• [What the exercise asks]
Identify the lines holding "JSON" and copy them.

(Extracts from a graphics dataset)
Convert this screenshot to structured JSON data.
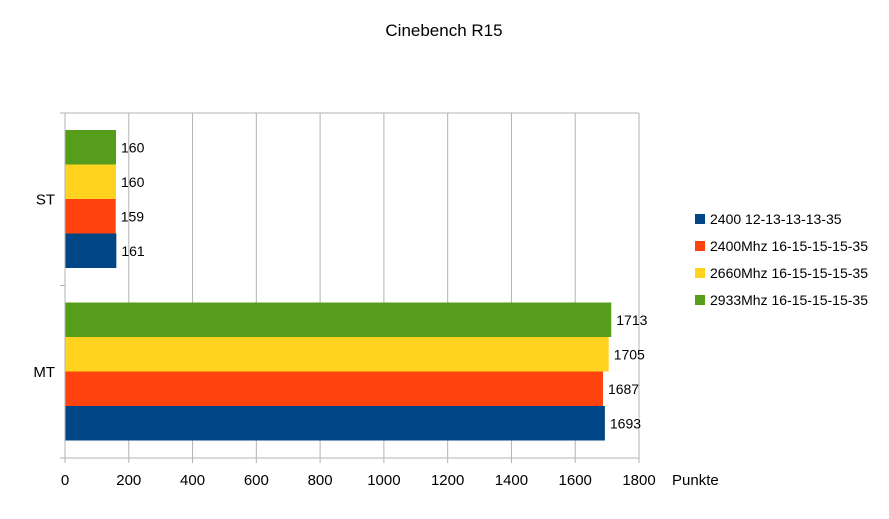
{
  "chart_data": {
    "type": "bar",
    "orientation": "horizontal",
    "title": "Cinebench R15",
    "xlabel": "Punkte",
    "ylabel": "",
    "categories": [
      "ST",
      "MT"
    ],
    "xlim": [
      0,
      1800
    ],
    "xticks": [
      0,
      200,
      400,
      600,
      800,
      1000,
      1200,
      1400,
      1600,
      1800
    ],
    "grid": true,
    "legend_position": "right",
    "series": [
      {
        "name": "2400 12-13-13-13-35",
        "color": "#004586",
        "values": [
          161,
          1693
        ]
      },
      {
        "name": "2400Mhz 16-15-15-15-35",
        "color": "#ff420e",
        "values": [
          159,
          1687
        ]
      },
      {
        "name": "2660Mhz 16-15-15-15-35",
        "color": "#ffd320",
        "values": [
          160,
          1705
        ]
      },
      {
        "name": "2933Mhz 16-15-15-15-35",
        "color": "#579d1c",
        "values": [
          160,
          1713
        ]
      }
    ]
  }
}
---
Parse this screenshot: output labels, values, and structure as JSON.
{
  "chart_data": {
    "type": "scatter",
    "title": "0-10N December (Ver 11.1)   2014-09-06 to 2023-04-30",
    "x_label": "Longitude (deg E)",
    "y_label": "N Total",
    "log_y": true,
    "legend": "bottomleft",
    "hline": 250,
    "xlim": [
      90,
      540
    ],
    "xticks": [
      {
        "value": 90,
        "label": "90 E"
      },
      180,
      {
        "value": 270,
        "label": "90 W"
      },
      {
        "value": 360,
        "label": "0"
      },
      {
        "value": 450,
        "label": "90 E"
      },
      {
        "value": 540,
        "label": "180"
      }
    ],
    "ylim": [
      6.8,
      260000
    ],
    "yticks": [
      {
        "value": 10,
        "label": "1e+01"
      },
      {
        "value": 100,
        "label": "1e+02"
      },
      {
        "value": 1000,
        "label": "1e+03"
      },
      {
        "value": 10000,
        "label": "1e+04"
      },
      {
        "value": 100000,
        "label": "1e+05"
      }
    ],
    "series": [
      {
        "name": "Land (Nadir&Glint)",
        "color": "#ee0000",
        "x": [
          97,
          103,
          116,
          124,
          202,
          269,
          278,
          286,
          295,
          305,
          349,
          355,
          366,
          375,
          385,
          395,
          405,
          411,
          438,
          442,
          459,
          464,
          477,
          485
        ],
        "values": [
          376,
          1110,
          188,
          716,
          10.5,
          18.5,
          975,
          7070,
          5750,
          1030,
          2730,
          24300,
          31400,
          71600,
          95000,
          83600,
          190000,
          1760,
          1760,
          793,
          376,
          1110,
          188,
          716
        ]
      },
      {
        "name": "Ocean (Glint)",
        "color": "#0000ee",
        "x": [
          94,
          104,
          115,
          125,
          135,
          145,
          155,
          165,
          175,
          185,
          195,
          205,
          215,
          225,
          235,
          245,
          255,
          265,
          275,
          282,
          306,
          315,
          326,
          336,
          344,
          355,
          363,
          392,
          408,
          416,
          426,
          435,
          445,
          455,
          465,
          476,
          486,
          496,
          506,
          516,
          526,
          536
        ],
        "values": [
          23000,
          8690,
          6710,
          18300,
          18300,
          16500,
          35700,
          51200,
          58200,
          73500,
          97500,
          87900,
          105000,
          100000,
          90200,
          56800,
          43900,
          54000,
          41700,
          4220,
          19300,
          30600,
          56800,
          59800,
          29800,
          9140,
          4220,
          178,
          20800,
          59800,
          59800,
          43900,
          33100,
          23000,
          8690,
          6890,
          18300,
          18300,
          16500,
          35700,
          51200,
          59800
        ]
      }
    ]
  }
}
==
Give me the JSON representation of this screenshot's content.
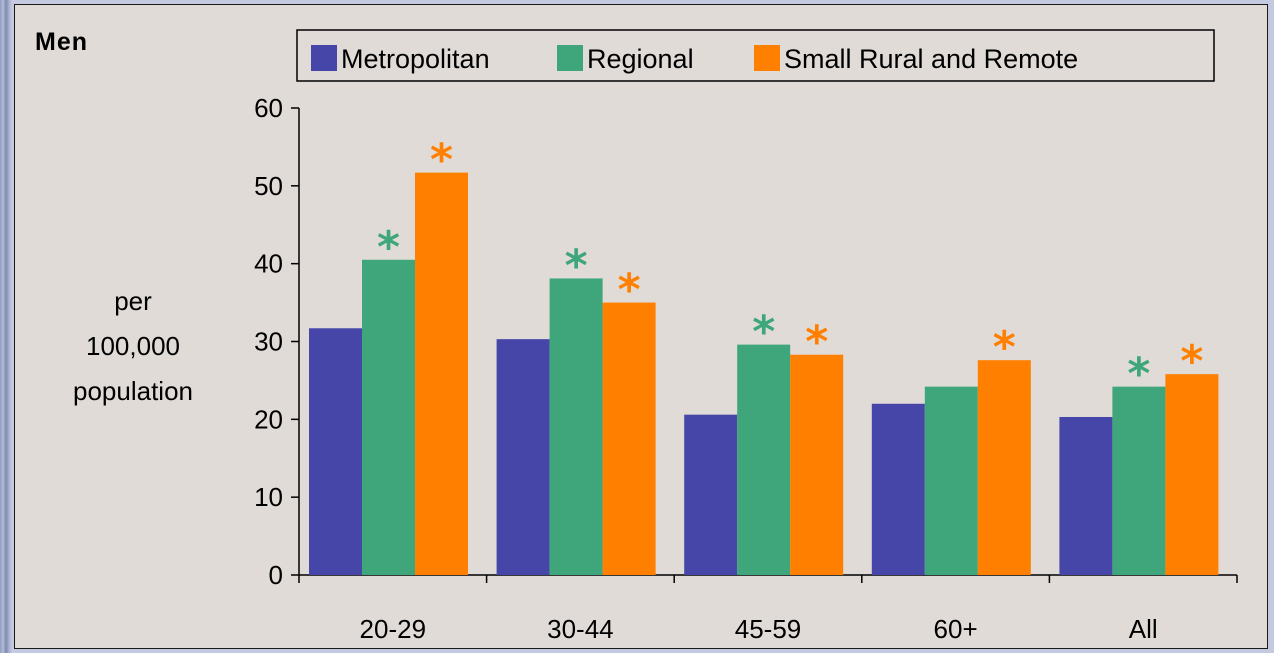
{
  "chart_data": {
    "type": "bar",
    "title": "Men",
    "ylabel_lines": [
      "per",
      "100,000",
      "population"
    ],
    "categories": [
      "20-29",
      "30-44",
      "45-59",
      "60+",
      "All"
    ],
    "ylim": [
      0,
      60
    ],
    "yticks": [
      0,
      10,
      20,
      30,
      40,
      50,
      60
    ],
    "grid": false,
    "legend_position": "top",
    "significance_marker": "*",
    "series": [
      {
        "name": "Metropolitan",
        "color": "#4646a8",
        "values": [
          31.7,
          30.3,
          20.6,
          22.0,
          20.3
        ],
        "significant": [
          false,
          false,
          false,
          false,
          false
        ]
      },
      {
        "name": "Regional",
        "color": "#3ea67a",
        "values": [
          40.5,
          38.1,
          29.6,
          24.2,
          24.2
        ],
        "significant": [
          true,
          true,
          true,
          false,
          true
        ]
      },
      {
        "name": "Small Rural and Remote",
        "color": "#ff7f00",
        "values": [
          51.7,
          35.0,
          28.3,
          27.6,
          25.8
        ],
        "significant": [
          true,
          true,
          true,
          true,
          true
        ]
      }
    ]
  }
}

• [The solution]
Convert this screenshot to structured JSON data.
Parse this screenshot: output labels, values, and structure as JSON.
Give me the JSON representation of this screenshot's content.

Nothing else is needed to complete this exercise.